**What to do**
Every line holding the string "Partnership" should be gathered.

**Dataset entries**
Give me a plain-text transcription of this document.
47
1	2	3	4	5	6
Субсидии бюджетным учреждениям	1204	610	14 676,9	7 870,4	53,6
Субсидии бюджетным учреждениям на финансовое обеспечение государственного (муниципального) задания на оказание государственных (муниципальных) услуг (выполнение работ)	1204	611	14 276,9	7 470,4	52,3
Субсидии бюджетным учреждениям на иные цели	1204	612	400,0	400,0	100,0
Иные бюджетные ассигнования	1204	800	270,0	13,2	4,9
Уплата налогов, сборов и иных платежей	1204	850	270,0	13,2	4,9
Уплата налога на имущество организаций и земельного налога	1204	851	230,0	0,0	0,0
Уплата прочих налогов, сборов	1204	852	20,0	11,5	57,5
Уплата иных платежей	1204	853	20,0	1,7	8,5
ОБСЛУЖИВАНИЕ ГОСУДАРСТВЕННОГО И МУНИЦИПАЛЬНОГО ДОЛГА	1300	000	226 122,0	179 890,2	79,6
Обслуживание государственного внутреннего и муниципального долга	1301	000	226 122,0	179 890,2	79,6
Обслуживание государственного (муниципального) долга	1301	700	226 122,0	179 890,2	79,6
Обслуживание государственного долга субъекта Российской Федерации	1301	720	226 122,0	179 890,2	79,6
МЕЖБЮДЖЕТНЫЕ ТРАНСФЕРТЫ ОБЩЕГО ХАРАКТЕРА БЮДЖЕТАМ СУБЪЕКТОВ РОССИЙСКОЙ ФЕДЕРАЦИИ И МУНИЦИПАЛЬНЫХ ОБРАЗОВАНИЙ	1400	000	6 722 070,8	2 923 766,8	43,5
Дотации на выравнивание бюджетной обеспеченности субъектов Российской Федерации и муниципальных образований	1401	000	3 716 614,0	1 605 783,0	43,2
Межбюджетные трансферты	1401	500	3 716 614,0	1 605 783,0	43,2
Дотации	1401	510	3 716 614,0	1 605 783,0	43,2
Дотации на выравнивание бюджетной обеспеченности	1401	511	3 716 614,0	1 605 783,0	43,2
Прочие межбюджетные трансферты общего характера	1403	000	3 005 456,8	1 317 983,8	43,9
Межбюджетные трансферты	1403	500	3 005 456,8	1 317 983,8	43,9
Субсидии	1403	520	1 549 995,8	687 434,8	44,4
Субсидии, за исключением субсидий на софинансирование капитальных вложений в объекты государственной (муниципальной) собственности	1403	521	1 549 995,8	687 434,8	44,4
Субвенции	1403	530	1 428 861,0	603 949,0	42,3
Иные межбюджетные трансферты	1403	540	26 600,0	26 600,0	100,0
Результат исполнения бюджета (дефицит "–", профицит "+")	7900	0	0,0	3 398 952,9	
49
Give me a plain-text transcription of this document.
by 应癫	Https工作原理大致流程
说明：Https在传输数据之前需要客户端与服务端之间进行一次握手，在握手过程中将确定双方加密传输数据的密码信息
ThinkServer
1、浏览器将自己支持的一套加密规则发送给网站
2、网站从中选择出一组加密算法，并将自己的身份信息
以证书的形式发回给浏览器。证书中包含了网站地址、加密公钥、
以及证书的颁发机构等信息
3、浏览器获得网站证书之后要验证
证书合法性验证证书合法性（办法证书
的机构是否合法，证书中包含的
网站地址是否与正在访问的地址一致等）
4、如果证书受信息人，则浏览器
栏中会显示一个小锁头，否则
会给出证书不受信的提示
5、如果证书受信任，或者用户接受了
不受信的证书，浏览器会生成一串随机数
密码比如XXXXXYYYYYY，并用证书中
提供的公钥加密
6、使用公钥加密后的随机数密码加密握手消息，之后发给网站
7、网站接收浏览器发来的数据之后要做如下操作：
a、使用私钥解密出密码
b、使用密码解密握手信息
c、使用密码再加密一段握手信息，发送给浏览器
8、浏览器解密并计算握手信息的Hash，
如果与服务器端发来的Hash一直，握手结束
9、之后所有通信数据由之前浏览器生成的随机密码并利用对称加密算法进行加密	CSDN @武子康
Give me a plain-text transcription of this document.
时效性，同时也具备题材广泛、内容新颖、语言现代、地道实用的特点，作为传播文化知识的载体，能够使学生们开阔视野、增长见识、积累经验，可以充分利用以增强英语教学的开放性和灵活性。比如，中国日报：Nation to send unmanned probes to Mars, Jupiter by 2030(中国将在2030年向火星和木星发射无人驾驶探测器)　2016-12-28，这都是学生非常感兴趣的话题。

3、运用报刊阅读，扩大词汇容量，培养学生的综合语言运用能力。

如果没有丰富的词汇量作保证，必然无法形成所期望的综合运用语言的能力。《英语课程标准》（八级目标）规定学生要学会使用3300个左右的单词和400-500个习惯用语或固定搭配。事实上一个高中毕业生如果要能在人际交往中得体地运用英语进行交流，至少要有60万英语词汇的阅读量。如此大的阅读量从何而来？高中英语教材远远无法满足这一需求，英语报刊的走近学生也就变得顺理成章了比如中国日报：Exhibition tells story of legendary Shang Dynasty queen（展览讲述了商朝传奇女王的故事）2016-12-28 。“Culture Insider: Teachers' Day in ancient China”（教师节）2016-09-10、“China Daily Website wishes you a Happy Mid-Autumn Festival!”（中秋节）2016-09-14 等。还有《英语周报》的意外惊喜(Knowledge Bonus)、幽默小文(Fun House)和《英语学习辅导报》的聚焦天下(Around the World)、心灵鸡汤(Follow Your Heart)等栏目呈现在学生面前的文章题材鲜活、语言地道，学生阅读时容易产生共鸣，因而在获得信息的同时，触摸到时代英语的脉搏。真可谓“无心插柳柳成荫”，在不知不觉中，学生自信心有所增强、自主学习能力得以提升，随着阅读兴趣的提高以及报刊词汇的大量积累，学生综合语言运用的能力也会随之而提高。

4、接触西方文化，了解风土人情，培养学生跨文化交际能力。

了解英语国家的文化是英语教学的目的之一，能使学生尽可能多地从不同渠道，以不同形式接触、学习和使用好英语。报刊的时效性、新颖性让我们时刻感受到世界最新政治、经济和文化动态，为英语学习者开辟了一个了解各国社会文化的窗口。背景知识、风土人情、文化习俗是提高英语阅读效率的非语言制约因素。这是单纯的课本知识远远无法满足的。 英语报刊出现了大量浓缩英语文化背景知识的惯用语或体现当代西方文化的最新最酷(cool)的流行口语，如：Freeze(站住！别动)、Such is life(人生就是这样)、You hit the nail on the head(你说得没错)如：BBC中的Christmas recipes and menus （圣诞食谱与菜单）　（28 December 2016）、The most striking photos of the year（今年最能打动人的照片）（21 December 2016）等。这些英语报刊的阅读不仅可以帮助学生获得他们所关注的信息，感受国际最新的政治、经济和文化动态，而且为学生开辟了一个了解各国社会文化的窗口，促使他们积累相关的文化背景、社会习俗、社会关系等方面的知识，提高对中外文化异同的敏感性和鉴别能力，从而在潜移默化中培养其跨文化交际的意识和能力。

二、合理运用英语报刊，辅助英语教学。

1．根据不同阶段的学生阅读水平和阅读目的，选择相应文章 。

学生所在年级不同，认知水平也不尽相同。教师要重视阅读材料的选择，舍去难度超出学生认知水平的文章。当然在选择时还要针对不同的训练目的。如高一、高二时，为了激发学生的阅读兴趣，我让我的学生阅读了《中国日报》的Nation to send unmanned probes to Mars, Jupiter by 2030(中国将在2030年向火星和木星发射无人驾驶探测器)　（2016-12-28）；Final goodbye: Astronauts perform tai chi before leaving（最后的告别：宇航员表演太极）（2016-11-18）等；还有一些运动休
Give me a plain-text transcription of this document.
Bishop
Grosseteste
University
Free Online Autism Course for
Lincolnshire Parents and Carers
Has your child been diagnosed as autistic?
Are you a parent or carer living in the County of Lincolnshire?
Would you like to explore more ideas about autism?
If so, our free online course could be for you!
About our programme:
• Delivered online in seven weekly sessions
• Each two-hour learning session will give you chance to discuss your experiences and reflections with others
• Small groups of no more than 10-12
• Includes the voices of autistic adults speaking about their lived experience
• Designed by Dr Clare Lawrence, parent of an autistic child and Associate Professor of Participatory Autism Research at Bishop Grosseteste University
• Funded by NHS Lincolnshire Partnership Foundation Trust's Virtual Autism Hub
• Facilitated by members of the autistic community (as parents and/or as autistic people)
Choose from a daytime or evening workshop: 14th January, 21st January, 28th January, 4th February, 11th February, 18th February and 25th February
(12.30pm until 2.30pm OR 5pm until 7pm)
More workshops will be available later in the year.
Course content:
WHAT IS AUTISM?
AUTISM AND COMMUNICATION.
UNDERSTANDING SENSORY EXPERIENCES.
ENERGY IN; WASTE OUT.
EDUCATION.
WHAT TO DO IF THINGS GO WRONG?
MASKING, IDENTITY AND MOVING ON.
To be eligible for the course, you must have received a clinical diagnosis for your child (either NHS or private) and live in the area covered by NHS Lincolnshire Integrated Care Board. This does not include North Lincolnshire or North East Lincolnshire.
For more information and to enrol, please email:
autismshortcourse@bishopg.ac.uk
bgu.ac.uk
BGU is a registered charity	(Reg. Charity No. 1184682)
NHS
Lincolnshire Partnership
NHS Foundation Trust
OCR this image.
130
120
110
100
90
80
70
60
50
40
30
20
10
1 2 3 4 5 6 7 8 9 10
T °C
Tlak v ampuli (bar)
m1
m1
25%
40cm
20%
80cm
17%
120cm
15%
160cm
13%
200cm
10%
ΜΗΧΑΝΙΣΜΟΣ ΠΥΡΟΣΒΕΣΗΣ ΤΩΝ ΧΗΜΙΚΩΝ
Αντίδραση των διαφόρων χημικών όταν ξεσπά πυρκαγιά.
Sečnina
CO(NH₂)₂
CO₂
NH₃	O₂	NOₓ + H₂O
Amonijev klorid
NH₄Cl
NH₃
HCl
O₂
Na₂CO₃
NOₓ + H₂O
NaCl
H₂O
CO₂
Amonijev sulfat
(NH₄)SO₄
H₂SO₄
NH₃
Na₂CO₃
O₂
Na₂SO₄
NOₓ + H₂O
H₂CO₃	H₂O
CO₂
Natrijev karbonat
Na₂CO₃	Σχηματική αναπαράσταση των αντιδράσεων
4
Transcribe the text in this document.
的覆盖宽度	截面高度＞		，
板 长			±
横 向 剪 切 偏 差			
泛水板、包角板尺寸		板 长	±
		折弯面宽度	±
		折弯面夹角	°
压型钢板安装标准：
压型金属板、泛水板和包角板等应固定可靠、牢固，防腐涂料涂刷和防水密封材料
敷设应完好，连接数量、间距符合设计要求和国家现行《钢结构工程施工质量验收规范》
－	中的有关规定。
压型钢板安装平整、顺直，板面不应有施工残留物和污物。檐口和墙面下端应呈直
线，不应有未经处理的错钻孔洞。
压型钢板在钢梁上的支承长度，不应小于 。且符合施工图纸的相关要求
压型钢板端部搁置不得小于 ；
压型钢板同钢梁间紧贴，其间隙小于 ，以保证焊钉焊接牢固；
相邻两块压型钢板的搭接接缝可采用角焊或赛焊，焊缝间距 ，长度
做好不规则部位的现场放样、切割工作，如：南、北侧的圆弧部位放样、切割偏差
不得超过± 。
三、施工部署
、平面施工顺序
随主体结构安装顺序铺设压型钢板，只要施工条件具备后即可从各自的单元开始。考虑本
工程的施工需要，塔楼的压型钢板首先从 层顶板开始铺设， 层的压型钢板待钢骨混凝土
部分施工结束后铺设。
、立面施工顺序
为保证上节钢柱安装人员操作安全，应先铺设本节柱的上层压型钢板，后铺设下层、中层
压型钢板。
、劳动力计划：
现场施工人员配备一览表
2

**Solution to this exercise**
• Funded by NHS Lincolnshire Partnership Foundation Trust's Virtual Autism Hub
Lincolnshire Partnership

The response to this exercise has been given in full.